━━━━━ Excerpted records ━━━━━
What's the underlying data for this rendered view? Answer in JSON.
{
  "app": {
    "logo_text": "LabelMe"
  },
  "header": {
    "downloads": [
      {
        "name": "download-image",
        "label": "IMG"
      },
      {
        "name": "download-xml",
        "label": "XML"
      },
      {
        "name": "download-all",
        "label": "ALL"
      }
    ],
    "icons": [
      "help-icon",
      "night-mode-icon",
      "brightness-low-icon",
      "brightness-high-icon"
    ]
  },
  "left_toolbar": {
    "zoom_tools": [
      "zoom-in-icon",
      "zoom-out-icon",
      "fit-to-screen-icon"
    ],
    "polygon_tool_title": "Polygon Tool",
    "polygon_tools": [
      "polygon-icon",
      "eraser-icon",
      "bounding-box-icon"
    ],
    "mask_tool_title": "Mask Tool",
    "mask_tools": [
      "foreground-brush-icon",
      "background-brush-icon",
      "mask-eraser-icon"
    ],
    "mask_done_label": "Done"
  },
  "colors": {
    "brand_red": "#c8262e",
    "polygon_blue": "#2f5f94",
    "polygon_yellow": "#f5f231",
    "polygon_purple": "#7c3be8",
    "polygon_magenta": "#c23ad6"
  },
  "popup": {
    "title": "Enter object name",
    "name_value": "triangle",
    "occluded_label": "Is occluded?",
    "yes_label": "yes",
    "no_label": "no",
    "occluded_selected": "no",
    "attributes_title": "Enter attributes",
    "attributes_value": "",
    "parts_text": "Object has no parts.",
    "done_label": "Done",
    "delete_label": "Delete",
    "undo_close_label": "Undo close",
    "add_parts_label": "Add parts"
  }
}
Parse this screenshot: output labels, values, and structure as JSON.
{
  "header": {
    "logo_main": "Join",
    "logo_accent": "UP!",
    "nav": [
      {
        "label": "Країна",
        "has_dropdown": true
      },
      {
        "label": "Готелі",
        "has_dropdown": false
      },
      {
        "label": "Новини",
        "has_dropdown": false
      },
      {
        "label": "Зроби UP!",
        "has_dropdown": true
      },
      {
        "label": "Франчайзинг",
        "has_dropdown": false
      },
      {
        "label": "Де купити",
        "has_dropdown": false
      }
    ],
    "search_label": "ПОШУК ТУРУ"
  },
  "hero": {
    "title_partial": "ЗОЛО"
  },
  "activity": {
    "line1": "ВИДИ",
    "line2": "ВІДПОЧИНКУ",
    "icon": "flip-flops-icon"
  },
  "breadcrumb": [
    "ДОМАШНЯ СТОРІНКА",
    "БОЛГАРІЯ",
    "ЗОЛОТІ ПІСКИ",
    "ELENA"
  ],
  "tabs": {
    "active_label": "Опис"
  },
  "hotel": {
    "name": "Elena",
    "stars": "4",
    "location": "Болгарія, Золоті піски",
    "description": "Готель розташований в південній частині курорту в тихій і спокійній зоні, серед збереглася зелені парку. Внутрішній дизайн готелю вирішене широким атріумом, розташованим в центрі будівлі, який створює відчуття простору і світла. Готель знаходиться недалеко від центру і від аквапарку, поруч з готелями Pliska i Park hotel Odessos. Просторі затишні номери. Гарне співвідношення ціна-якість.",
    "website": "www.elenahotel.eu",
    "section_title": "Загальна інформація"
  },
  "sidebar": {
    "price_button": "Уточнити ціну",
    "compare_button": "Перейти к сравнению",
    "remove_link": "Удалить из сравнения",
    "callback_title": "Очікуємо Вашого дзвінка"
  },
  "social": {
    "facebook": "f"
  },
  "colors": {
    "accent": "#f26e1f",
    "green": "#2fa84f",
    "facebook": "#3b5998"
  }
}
━━━━━
**Short exercise:** Without omitting anything, output the entries exactly.

**Exercise result:**
What's the underlying data for this rendered view? Answer in JSON.
{
  "app": {
    "logo_text": "LabelMe"
  },
  "header": {
    "downloads": [
      {
        "name": "download-image",
        "label": "IMG"
      },
      {
        "name": "download-xml",
        "label": "XML"
      },
      {
        "name": "download-all",
        "label": "ALL"
      }
    ],
    "icons": [
      "help-icon",
      "night-mode-icon",
      "brightness-low-icon",
      "brightness-high-icon"
    ]
  },
  "left_toolbar": {
    "zoom_tools": [
      "zoom-in-icon",
      "zoom-out-icon",
      "fit-to-screen-icon"
    ],
    "polygon_tool_title": "Polygon Tool",
    "polygon_tools": [
      "polygon-icon",
      "eraser-icon",
      "bounding-box-icon"
    ],
    "mask_tool_title": "Mask Tool",
    "mask_tools": [
      "foreground-brush-icon",
      "background-brush-icon",
      "mask-eraser-icon"
    ],
    "mask_done_label": "Done"
  },
  "colors": {
    "brand_red": "#c8262e",
    "polygon_blue": "#2f5f94",
    "polygon_yellow": "#f5f231",
    "polygon_purple": "#7c3be8",
    "polygon_magenta": "#c23ad6"
  },
  "popup": {
    "title": "Enter object name",
    "name_value": "triangle",
    "occluded_label": "Is occluded?",
    "yes_label": "yes",
    "no_label": "no",
    "occluded_selected": "no",
    "attributes_title": "Enter attributes",
    "attributes_value": "",
    "parts_text": "Object has no parts.",
    "done_label": "Done",
    "delete_label": "Delete",
    "undo_close_label": "Undo close",
    "add_parts_label": "Add parts"
  }
}
Parse this screenshot: output labels, values, and structure as JSON.
{
  "header": {
    "logo_main": "Join",
    "logo_accent": "UP!",
    "nav": [
      {
        "label": "Країна",
        "has_dropdown": true
      },
      {
        "label": "Готелі",
        "has_dropdown": false
      },
      {
        "label": "Новини",
        "has_dropdown": false
      },
      {
        "label": "Зроби UP!",
        "has_dropdown": true
      },
      {
        "label": "Франчайзинг",
        "has_dropdown": false
      },
      {
        "label": "Де купити",
        "has_dropdown": false
      }
    ],
    "search_label": "ПОШУК ТУРУ"
  },
  "hero": {
    "title_partial": "ЗОЛО"
  },
  "activity": {
    "line1": "ВИДИ",
    "line2": "ВІДПОЧИНКУ",
    "icon": "flip-flops-icon"
  },
  "breadcrumb": [
    "ДОМАШНЯ СТОРІНКА",
    "БОЛГАРІЯ",
    "ЗОЛОТІ ПІСКИ",
    "ELENA"
  ],
  "tabs": {
    "active_label": "Опис"
  },
  "hotel": {
    "name": "Elena",
    "stars": "4",
    "location": "Болгарія, Золоті піски",
    "description": "Готель розташований в південній частині курорту в тихій і спокійній зоні, серед збереглася зелені парку. Внутрішній дизайн готелю вирішене широким атріумом, розташованим в центрі будівлі, який створює відчуття простору і світла. Готель знаходиться недалеко від центру і від аквапарку, поруч з готелями Pliska i Park hotel Odessos. Просторі затишні номери. Гарне співвідношення ціна-якість.",
    "website": "www.elenahotel.eu",
    "section_title": "Загальна інформація"
  },
  "sidebar": {
    "price_button": "Уточнити ціну",
    "compare_button": "Перейти к сравнению",
    "remove_link": "Удалить из сравнения",
    "callback_title": "Очікуємо Вашого дзвінка"
  },
  "social": {
    "facebook": "f"
  },
  "colors": {
    "accent": "#f26e1f",
    "green": "#2fa84f",
    "facebook": "#3b5998"
  }
}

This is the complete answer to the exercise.